▶ Exercise aim: Repeat every record below exactly, but leave out any pictures.

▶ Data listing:
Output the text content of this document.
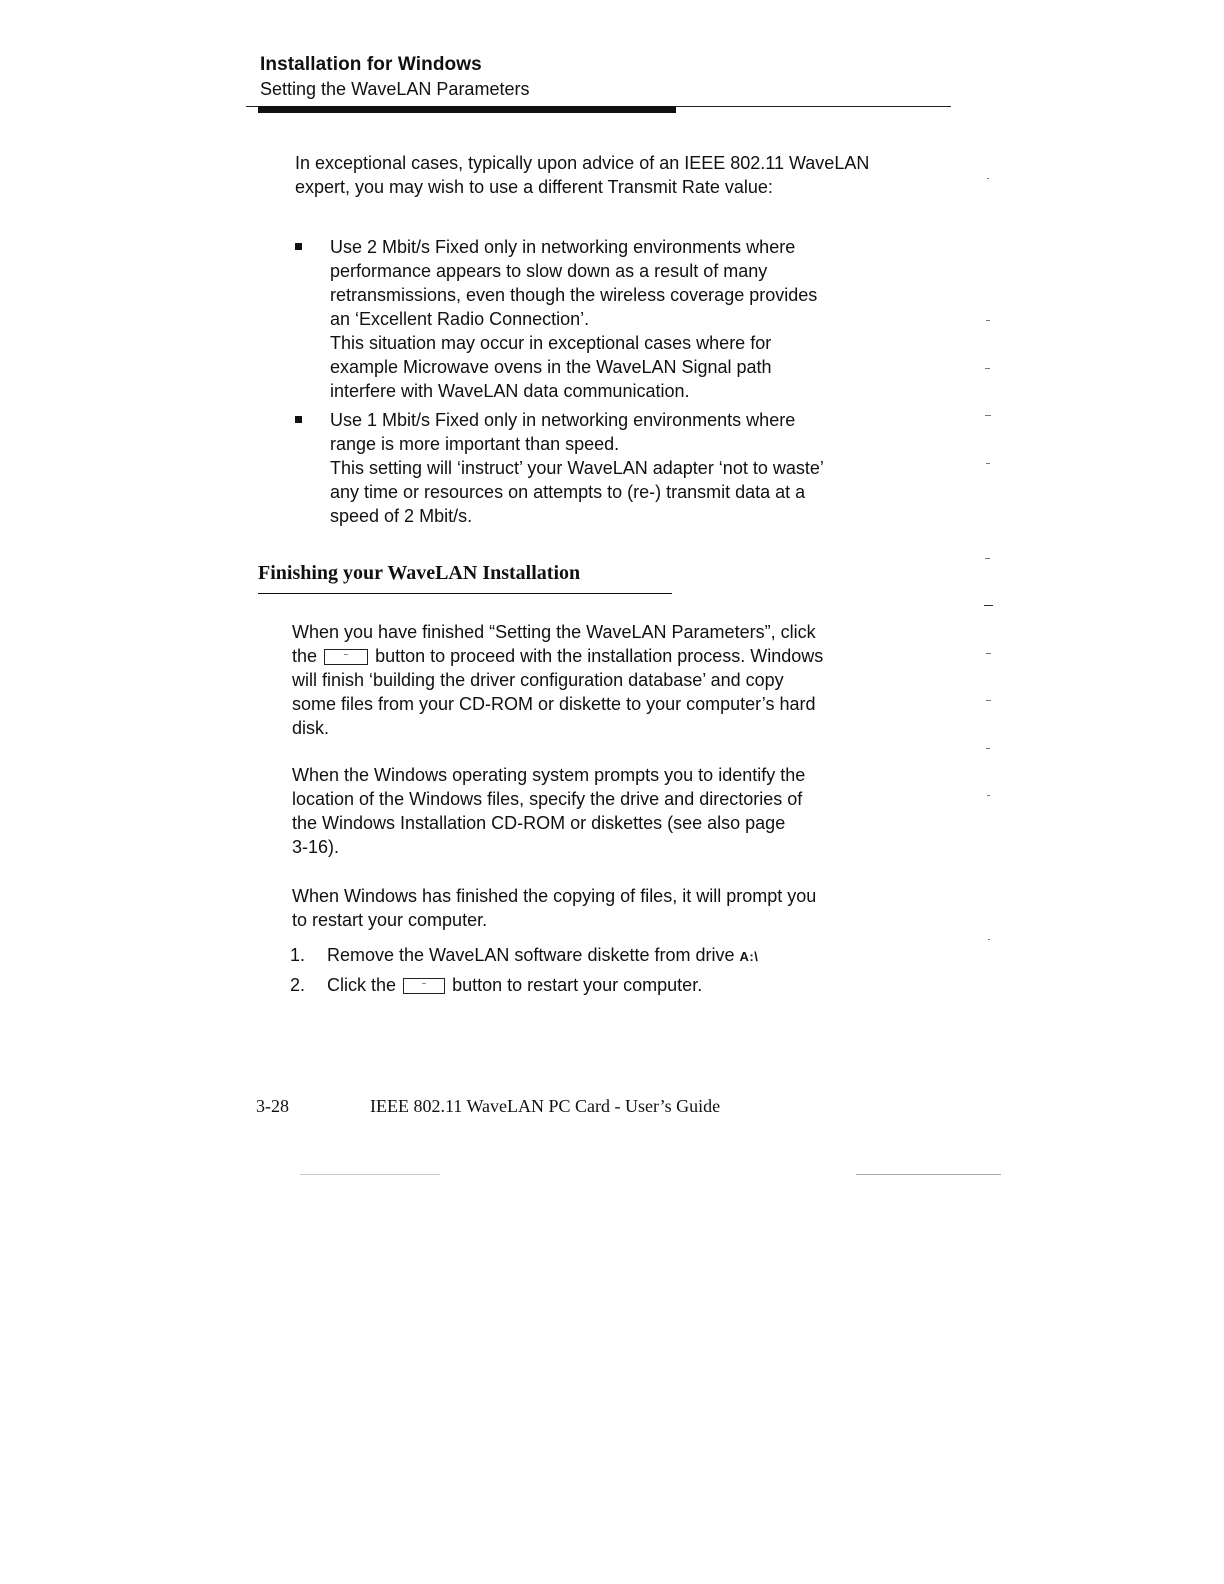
Installation for Windows
Setting the WaveLAN Parameters
In exceptional cases, typically upon advice of an IEEE 802.11 WaveLAN expert, you may wish to use a different Transmit Rate value:
Use 2 Mbit/s Fixed only in networking environments where
performance appears to slow down as a result of many
retransmissions, even though the wireless coverage provides
an ‘Excellent Radio Connection’.
This situation may occur in exceptional cases where for
example Microwave ovens in the WaveLAN Signal path
interfere with WaveLAN data communication.
Use 1 Mbit/s Fixed only in networking environments where
range is more important than speed.
This setting will ‘instruct’ your WaveLAN adapter ‘not to waste’
any time or resources on attempts to (re-) transmit data at a
speed of 2 Mbit/s.
Finishing your WaveLAN Installation
When you have finished “Setting the WaveLAN Parameters”, click
the	button to proceed with the installation process. Windows
will finish ‘building the driver configuration database’ and copy
some files from your CD-ROM or diskette to your computer’s hard
disk.
When the Windows operating system prompts you to identify the
location of the Windows files, specify the drive and directories of
the Windows Installation CD-ROM or diskettes (see also page
3-16).
When Windows has finished the copying of files, it will prompt you
to restart your computer.
1.	Remove the WaveLAN software diskette from drive A:\
2.	Click the	button to restart your computer.
3-28	IEEE 802.11 WaveLAN PC Card - User’s Guide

▶ Response to the exercise:
Output the text content of this document.
Installation for Windows
Setting the WaveLAN Parameters
In exceptional cases, typically upon advice of an IEEE 802.11 WaveLAN expert, you may wish to use a different Transmit Rate value:
Use 2 Mbit/s Fixed only in networking environments where
performance appears to slow down as a result of many
retransmissions, even though the wireless coverage provides
an ‘Excellent Radio Connection’.
This situation may occur in exceptional cases where for
example Microwave ovens in the WaveLAN Signal path
interfere with WaveLAN data communication.
Use 1 Mbit/s Fixed only in networking environments where
range is more important than speed.
This setting will ‘instruct’ your WaveLAN adapter ‘not to waste’
any time or resources on attempts to (re-) transmit data at a
speed of 2 Mbit/s.
Finishing your WaveLAN Installation
When you have finished “Setting the WaveLAN Parameters”, click
the	button to proceed with the installation process. Windows
will finish ‘building the driver configuration database’ and copy
some files from your CD-ROM or diskette to your computer’s hard
disk.
When the Windows operating system prompts you to identify the
location of the Windows files, specify the drive and directories of
the Windows Installation CD-ROM or diskettes (see also page
3-16).
When Windows has finished the copying of files, it will prompt you
to restart your computer.
1.	Remove the WaveLAN software diskette from drive A:\
2.	Click the	button to restart your computer.
3-28	IEEE 802.11 WaveLAN PC Card - User’s Guide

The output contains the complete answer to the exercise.